▶ _Task goal_
Check every line of the material below for the string "frac", and return the ones that have it.

************

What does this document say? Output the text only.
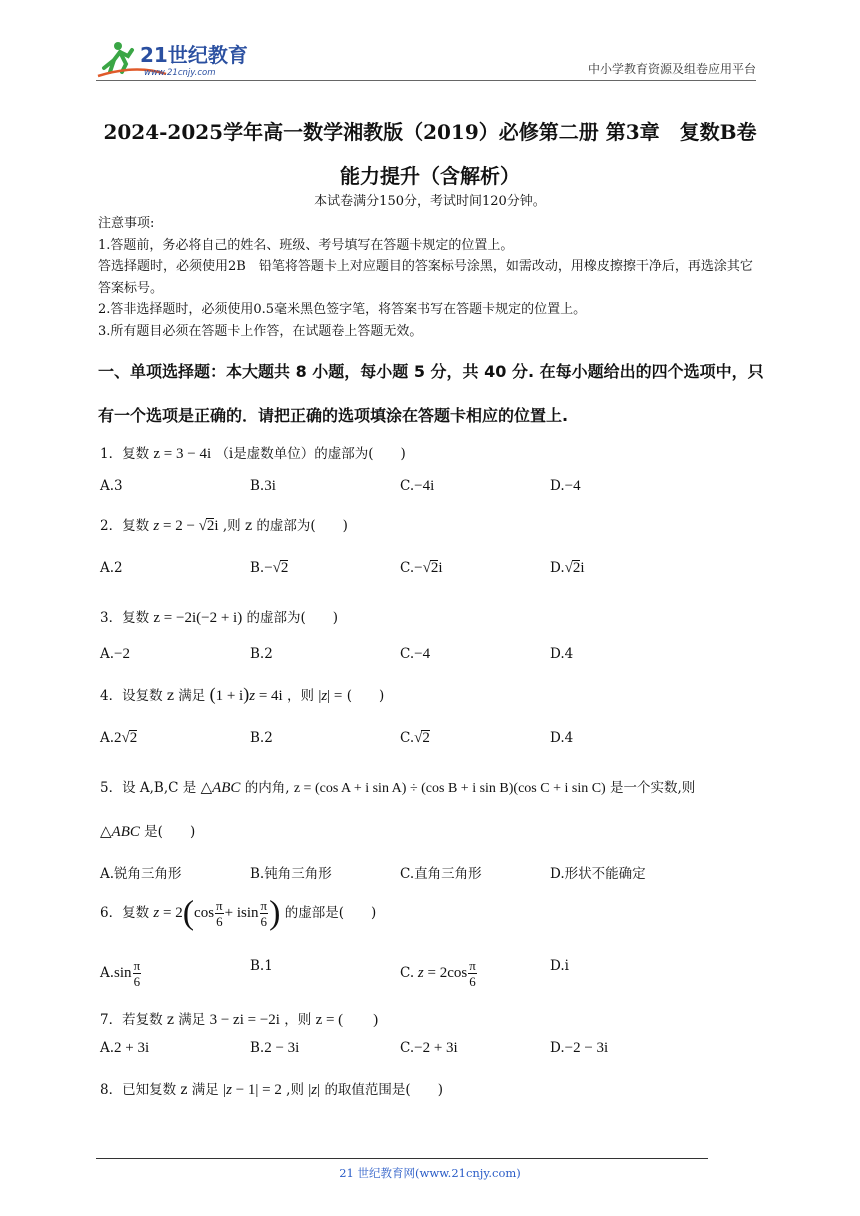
21世纪教育
www.21cnjy.com	中小学教育资源及组卷应用平台
2024-2025学年高一数学湘教版（2019）必修第二册 第3章　复数B卷 能力提升（含解析）
本试卷满分150分，考试时间120分钟。
注意事项:
1.答题前，务必将自己的姓名、班级、考号填写在答题卡规定的位置上。
答选择题时，必须使用2B　铅笔将答题卡上对应题目的答案标号涂黑，如需改动，用橡皮擦擦干净后，再选涂其它答案标号。
2.答非选择题时，必须使用0.5毫米黑色签字笔，将答案书写在答题卡规定的位置上。
3.所有题目必须在答题卡上作答，在试题卷上答题无效。
一、单项选择题：本大题共 8 小题，每小题 5 分，共 40 分. 在每小题给出的四个选项中，只有一个选项是正确的．请把正确的选项填涂在答题卡相应的位置上.
1．复数 z = 3 − 4i （i是虚数单位）的虚部为(　　)
A.3	B.3i	C.−4i	D.−4
2．复数 z = 2 − √2i ,则 z 的虚部为(　　)
A.2	B.−√2	C.−√2i	D.√2i
3．复数 z = −2i(−2 + i) 的虚部为(　　)
A.−2	B.2	C.−4	D.4
4．设复数 z 满足 (1 + i)z = 4i ，则 |z| = (　　)
A.2√2	B.2	C.√2	D.4
5．设 A,B,C 是 △ABC 的内角, z = (cos A + i sin A) ÷ (cos B + i sin B)(cos C + i sin C) 是一个实数,则
△ABC 是(　　)
A.锐角三角形	B.钝角三角形	C.直角三角形	D.形状不能确定
6．复数 $z = 2(\cos \frac{\pi}{6} + isin \frac{\pi}{6}$ ) 的虚部是(　　)
$A.\sin \frac{\pi}{6}$	B.1	C. $z = 2\cos \frac{\pi}{6}$	D.i
7．若复数 z 满足 3 − zi = −2i ，则 z = (　　)
A.2 + 3i	B.2 − 3i	C.−2 + 3i	D.−2 − 3i
8．已知复数 z 满足 |z − 1| = 2 ,则 |z| 的取值范围是(　　)
21 世纪教育网(www.21cnjy.com)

************

▶ _The completed task_
6．复数 $z = 2(\cos \frac{\pi}{6} + isin \frac{\pi}{6}$ ) 的虚部是(　　)
$A.\sin \frac{\pi}{6}$	B.1	C. $z = 2\cos \frac{\pi}{6}$	D.i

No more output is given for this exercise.